-- start of TASK INPUTS --

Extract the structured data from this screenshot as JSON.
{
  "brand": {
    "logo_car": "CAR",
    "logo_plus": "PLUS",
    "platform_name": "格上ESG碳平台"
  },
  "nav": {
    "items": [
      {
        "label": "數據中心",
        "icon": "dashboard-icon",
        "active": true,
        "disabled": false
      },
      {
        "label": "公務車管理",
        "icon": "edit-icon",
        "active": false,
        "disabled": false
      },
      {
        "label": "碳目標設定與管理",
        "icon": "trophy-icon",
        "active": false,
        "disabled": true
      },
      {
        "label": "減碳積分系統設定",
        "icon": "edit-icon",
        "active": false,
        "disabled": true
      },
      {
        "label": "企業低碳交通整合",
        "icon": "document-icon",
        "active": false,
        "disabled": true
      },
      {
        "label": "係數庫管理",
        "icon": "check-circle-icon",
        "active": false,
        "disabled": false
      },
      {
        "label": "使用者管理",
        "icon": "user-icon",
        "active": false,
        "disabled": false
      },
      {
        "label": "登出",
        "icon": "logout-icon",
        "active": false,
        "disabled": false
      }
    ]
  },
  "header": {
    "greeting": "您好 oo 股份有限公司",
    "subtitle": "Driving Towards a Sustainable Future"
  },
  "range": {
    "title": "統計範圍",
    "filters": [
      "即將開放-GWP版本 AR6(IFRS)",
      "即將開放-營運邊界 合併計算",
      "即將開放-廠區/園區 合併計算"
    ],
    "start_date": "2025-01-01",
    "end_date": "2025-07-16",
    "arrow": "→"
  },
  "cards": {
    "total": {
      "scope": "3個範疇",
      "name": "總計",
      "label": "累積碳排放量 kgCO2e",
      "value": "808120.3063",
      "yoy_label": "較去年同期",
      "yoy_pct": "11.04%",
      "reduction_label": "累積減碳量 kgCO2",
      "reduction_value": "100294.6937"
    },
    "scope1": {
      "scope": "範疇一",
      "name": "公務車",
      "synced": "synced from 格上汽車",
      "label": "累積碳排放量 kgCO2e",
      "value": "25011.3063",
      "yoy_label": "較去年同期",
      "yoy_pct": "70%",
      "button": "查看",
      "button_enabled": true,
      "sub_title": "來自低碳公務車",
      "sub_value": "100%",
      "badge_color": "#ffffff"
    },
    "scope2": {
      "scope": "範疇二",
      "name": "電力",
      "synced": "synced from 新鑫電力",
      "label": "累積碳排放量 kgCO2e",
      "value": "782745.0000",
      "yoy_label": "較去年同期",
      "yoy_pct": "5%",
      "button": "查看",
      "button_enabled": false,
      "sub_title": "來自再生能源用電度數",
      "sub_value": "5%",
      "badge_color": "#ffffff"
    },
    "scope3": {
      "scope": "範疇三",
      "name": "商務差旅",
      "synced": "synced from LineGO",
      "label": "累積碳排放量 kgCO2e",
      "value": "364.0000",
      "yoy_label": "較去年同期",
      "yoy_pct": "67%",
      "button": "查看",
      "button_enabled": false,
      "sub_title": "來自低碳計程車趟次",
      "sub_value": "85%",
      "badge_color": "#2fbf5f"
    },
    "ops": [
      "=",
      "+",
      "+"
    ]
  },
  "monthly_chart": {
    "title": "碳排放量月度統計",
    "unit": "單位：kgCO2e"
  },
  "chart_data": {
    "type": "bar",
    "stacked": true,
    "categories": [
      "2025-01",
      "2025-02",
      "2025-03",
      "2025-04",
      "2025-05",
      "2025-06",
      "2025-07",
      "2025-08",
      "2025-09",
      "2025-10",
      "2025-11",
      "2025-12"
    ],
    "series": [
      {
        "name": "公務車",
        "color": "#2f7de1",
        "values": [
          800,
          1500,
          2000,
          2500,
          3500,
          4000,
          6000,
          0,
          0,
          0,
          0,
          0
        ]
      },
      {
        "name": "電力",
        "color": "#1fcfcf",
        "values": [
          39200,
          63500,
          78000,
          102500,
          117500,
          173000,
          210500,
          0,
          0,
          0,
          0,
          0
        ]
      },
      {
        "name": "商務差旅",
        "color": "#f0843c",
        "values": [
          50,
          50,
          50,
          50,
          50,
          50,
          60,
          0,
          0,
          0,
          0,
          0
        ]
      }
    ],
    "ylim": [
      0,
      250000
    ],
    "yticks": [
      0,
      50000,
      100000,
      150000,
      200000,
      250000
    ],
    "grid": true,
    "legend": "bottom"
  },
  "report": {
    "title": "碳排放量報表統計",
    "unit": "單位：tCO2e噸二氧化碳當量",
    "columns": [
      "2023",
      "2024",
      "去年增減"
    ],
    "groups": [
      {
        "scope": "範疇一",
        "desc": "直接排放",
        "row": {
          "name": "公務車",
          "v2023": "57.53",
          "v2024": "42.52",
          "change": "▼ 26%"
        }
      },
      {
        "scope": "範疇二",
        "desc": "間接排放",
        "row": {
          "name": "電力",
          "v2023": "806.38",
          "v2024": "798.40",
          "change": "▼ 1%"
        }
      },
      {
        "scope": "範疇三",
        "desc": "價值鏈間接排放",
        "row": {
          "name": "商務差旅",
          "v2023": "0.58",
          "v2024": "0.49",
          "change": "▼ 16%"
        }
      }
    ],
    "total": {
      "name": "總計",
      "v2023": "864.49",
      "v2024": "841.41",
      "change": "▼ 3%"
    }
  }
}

-- end of TASK INPUTS --

All of the entries above should be written out again exactly.

Extract the structured data from this screenshot as JSON.
{
  "brand": {
    "logo_car": "CAR",
    "logo_plus": "PLUS",
    "platform_name": "格上ESG碳平台"
  },
  "nav": {
    "items": [
      {
        "label": "數據中心",
        "icon": "dashboard-icon",
        "active": true,
        "disabled": false
      },
      {
        "label": "公務車管理",
        "icon": "edit-icon",
        "active": false,
        "disabled": false
      },
      {
        "label": "碳目標設定與管理",
        "icon": "trophy-icon",
        "active": false,
        "disabled": true
      },
      {
        "label": "減碳積分系統設定",
        "icon": "edit-icon",
        "active": false,
        "disabled": true
      },
      {
        "label": "企業低碳交通整合",
        "icon": "document-icon",
        "active": false,
        "disabled": true
      },
      {
        "label": "係數庫管理",
        "icon": "check-circle-icon",
        "active": false,
        "disabled": false
      },
      {
        "label": "使用者管理",
        "icon": "user-icon",
        "active": false,
        "disabled": false
      },
      {
        "label": "登出",
        "icon": "logout-icon",
        "active": false,
        "disabled": false
      }
    ]
  },
  "header": {
    "greeting": "您好 oo 股份有限公司",
    "subtitle": "Driving Towards a Sustainable Future"
  },
  "range": {
    "title": "統計範圍",
    "filters": [
      "即將開放-GWP版本 AR6(IFRS)",
      "即將開放-營運邊界 合併計算",
      "即將開放-廠區/園區 合併計算"
    ],
    "start_date": "2025-01-01",
    "end_date": "2025-07-16",
    "arrow": "→"
  },
  "cards": {
    "total": {
      "scope": "3個範疇",
      "name": "總計",
      "label": "累積碳排放量 kgCO2e",
      "value": "808120.3063",
      "yoy_label": "較去年同期",
      "yoy_pct": "11.04%",
      "reduction_label": "累積減碳量 kgCO2",
      "reduction_value": "100294.6937"
    },
    "scope1": {
      "scope": "範疇一",
      "name": "公務車",
      "synced": "synced from 格上汽車",
      "label": "累積碳排放量 kgCO2e",
      "value": "25011.3063",
      "yoy_label": "較去年同期",
      "yoy_pct": "70%",
      "button": "查看",
      "button_enabled": true,
      "sub_title": "來自低碳公務車",
      "sub_value": "100%",
      "badge_color": "#ffffff"
    },
    "scope2": {
      "scope": "範疇二",
      "name": "電力",
      "synced": "synced from 新鑫電力",
      "label": "累積碳排放量 kgCO2e",
      "value": "782745.0000",
      "yoy_label": "較去年同期",
      "yoy_pct": "5%",
      "button": "查看",
      "button_enabled": false,
      "sub_title": "來自再生能源用電度數",
      "sub_value": "5%",
      "badge_color": "#ffffff"
    },
    "scope3": {
      "scope": "範疇三",
      "name": "商務差旅",
      "synced": "synced from LineGO",
      "label": "累積碳排放量 kgCO2e",
      "value": "364.0000",
      "yoy_label": "較去年同期",
      "yoy_pct": "67%",
      "button": "查看",
      "button_enabled": false,
      "sub_title": "來自低碳計程車趟次",
      "sub_value": "85%",
      "badge_color": "#2fbf5f"
    },
    "ops": [
      "=",
      "+",
      "+"
    ]
  },
  "monthly_chart": {
    "title": "碳排放量月度統計",
    "unit": "單位：kgCO2e"
  },
  "chart_data": {
    "type": "bar",
    "stacked": true,
    "categories": [
      "2025-01",
      "2025-02",
      "2025-03",
      "2025-04",
      "2025-05",
      "2025-06",
      "2025-07",
      "2025-08",
      "2025-09",
      "2025-10",
      "2025-11",
      "2025-12"
    ],
    "series": [
      {
        "name": "公務車",
        "color": "#2f7de1",
        "values": [
          800,
          1500,
          2000,
          2500,
          3500,
          4000,
          6000,
          0,
          0,
          0,
          0,
          0
        ]
      },
      {
        "name": "電力",
        "color": "#1fcfcf",
        "values": [
          39200,
          63500,
          78000,
          102500,
          117500,
          173000,
          210500,
          0,
          0,
          0,
          0,
          0
        ]
      },
      {
        "name": "商務差旅",
        "color": "#f0843c",
        "values": [
          50,
          50,
          50,
          50,
          50,
          50,
          60,
          0,
          0,
          0,
          0,
          0
        ]
      }
    ],
    "ylim": [
      0,
      250000
    ],
    "yticks": [
      0,
      50000,
      100000,
      150000,
      200000,
      250000
    ],
    "grid": true,
    "legend": "bottom"
  },
  "report": {
    "title": "碳排放量報表統計",
    "unit": "單位：tCO2e噸二氧化碳當量",
    "columns": [
      "2023",
      "2024",
      "去年增減"
    ],
    "groups": [
      {
        "scope": "範疇一",
        "desc": "直接排放",
        "row": {
          "name": "公務車",
          "v2023": "57.53",
          "v2024": "42.52",
          "change": "▼ 26%"
        }
      },
      {
        "scope": "範疇二",
        "desc": "間接排放",
        "row": {
          "name": "電力",
          "v2023": "806.38",
          "v2024": "798.40",
          "change": "▼ 1%"
        }
      },
      {
        "scope": "範疇三",
        "desc": "價值鏈間接排放",
        "row": {
          "name": "商務差旅",
          "v2023": "0.58",
          "v2024": "0.49",
          "change": "▼ 16%"
        }
      }
    ],
    "total": {
      "name": "總計",
      "v2023": "864.49",
      "v2024": "841.41",
      "change": "▼ 3%"
    }
  }
}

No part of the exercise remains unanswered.